§ **Your goal**: Restate the data below word for word. Skip any images it contains.

%%

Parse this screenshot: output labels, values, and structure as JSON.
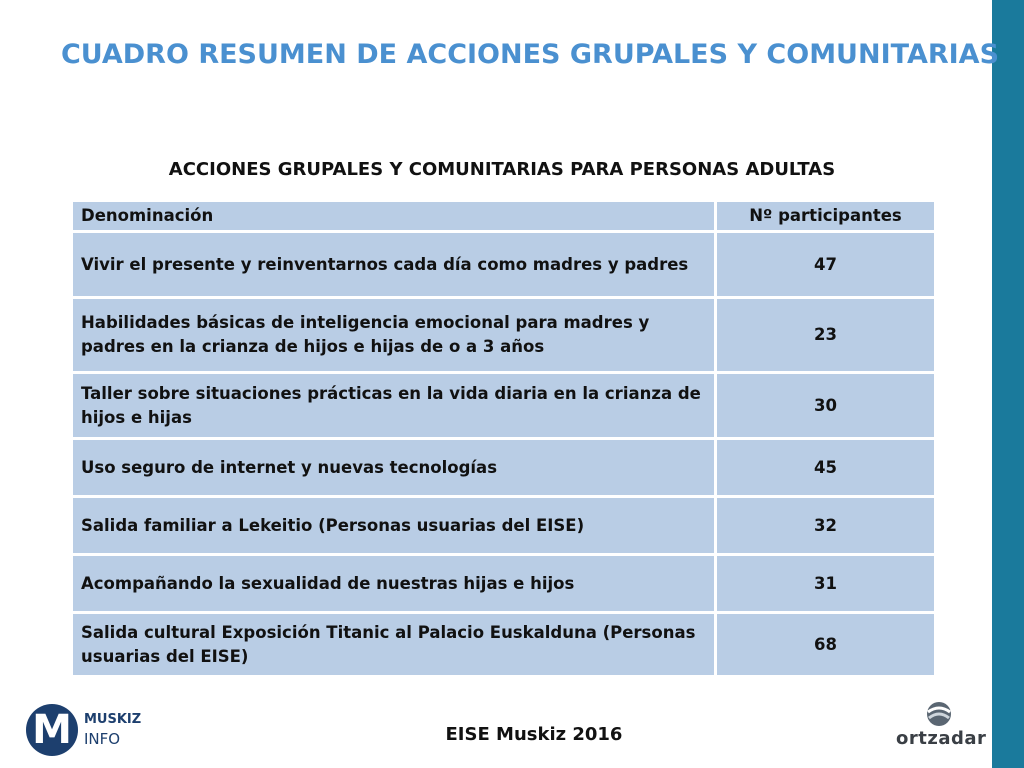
{
  "title": "CUADRO RESUMEN DE ACCIONES GRUPALES Y COMUNITARIAS",
  "subtitle": "ACCIONES GRUPALES Y COMUNITARIAS PARA PERSONAS ADULTAS",
  "table": {
    "headers": {
      "name": "Denominación",
      "participants": "Nº participantes"
    },
    "rows": [
      {
        "name": "Vivir el presente y reinventarnos cada día como madres y padres",
        "participants": "47"
      },
      {
        "name": "Habilidades básicas de inteligencia emocional para madres y padres en la crianza de hijos e hijas de o a 3 años",
        "participants": "23"
      },
      {
        "name": "Taller sobre situaciones prácticas en la vida diaria en la crianza de hijos e hijas",
        "participants": "30"
      },
      {
        "name": "Uso seguro de internet y nuevas tecnologías",
        "participants": "45"
      },
      {
        "name": "Salida familiar a Lekeitio (Personas usuarias del EISE)",
        "participants": "32"
      },
      {
        "name": "Acompañando la sexualidad de nuestras hijas e hijos",
        "participants": "31"
      },
      {
        "name": "Salida cultural Exposición Titanic al Palacio Euskalduna (Personas usuarias del EISE)",
        "participants": "68"
      }
    ]
  },
  "footer": "EISE Muskiz 2016",
  "logos": {
    "muskiz": {
      "letter": "M",
      "line1": "MUSKIZ",
      "line2": "INFO"
    },
    "ortzadar": {
      "text": "ortzadar"
    }
  },
  "colors": {
    "title": "#4a90d0",
    "cell": "#b9cde5",
    "accent_bar": "#1a7a9c"
  }
}
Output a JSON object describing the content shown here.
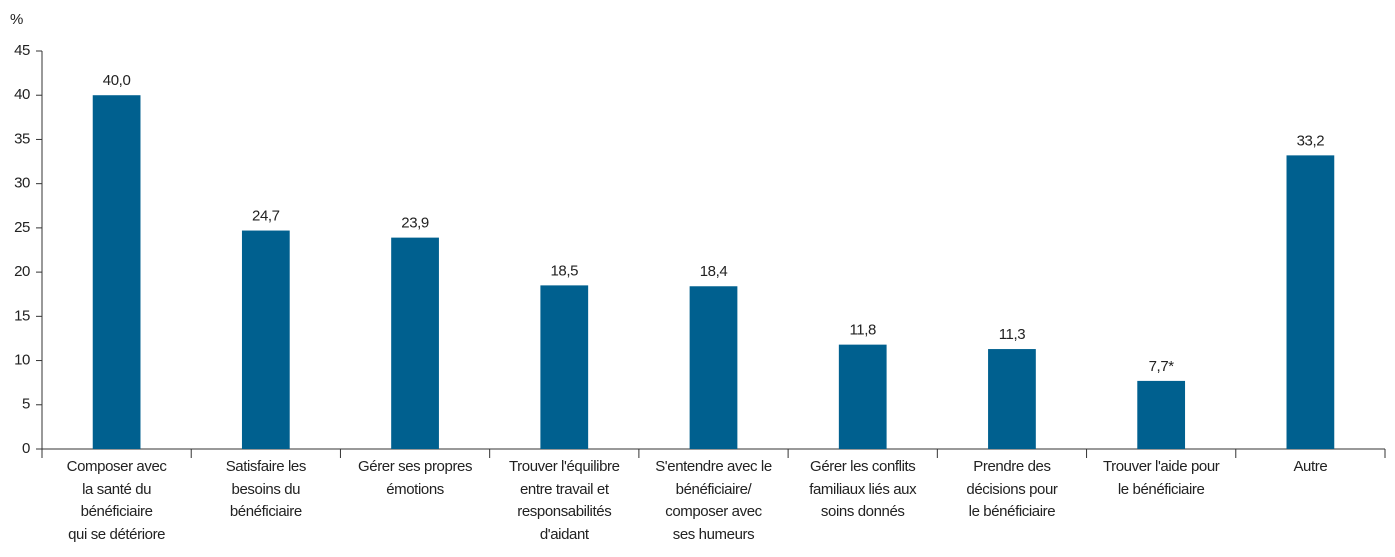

%%

§ **Result of this task**:
Parse this screenshot: output labels, values, and structure as JSON.
{
  "title": "CUADRO RESUMEN DE ACCIONES GRUPALES Y COMUNITARIAS",
  "subtitle": "ACCIONES GRUPALES Y COMUNITARIAS PARA PERSONAS ADULTAS",
  "table": {
    "headers": {
      "name": "Denominación",
      "participants": "Nº participantes"
    },
    "rows": [
      {
        "name": "Vivir el presente y reinventarnos cada día como madres y padres",
        "participants": "47"
      },
      {
        "name": "Habilidades básicas de inteligencia emocional para madres y padres en la crianza de hijos e hijas de o a 3 años",
        "participants": "23"
      },
      {
        "name": "Taller sobre situaciones prácticas en la vida diaria en la crianza de hijos e hijas",
        "participants": "30"
      },
      {
        "name": "Uso seguro de internet y nuevas tecnologías",
        "participants": "45"
      },
      {
        "name": "Salida familiar a Lekeitio (Personas usuarias del EISE)",
        "participants": "32"
      },
      {
        "name": "Acompañando la sexualidad de nuestras hijas e hijos",
        "participants": "31"
      },
      {
        "name": "Salida cultural Exposición Titanic al Palacio Euskalduna (Personas usuarias del EISE)",
        "participants": "68"
      }
    ]
  },
  "footer": "EISE Muskiz 2016",
  "logos": {
    "muskiz": {
      "letter": "M",
      "line1": "MUSKIZ",
      "line2": "INFO"
    },
    "ortzadar": {
      "text": "ortzadar"
    }
  },
  "colors": {
    "title": "#4a90d0",
    "cell": "#b9cde5",
    "accent_bar": "#1a7a9c"
  }
}
Output a JSON object describing the content shown here.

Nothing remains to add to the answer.